## TO BE DONE
Copy each line below that contains the string "texture", matching case exactly.

## INFORMATION SUPPLIED
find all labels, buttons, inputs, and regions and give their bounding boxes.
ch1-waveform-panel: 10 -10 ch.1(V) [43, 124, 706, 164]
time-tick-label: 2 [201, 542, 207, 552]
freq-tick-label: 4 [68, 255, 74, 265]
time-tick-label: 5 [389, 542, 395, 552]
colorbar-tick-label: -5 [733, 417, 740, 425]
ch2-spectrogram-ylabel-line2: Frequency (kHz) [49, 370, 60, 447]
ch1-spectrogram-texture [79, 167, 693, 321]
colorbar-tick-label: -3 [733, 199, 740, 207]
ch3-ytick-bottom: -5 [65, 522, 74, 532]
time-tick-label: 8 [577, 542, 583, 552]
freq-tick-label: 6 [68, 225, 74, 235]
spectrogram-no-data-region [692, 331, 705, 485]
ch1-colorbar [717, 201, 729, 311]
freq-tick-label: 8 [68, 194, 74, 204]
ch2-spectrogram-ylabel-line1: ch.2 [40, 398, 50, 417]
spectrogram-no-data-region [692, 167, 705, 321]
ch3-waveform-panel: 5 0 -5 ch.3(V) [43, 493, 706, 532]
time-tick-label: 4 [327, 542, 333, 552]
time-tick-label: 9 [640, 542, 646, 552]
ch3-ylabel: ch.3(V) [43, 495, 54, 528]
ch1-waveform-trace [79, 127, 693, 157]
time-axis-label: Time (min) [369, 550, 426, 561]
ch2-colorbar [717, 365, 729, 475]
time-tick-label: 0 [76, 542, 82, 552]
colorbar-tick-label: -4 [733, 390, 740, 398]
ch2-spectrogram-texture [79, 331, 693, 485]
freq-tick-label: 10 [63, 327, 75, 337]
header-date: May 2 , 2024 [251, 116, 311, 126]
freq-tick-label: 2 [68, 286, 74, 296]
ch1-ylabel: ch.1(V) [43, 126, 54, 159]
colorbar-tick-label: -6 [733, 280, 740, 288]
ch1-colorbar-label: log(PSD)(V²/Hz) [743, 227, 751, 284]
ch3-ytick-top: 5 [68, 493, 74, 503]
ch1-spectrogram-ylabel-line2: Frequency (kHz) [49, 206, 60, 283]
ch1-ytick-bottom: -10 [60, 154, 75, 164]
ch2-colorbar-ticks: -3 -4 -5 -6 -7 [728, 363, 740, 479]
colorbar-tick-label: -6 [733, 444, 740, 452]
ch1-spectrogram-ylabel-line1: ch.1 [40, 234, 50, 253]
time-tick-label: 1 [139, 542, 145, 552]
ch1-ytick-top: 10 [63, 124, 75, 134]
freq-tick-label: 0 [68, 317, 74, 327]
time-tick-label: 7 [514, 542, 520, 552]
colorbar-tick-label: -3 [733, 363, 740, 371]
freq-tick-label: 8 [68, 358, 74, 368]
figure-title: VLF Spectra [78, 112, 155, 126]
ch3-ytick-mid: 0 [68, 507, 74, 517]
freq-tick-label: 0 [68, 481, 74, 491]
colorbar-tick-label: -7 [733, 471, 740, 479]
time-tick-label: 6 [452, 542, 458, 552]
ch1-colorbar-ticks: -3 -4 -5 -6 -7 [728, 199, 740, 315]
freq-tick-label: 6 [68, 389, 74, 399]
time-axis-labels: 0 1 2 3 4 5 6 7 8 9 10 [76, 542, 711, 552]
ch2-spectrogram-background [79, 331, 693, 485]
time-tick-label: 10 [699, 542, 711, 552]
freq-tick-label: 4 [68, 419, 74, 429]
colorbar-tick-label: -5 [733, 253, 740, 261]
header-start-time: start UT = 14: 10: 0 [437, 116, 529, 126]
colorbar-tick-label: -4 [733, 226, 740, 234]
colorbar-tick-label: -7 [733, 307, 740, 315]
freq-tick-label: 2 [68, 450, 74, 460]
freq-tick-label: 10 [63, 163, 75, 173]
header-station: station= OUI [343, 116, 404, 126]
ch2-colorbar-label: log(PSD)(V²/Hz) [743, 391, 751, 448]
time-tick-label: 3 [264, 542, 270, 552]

## SOLUTION TO THIS TASK
ch1-spectrogram-texture [79, 167, 693, 321]
ch2-spectrogram-texture [79, 331, 693, 485]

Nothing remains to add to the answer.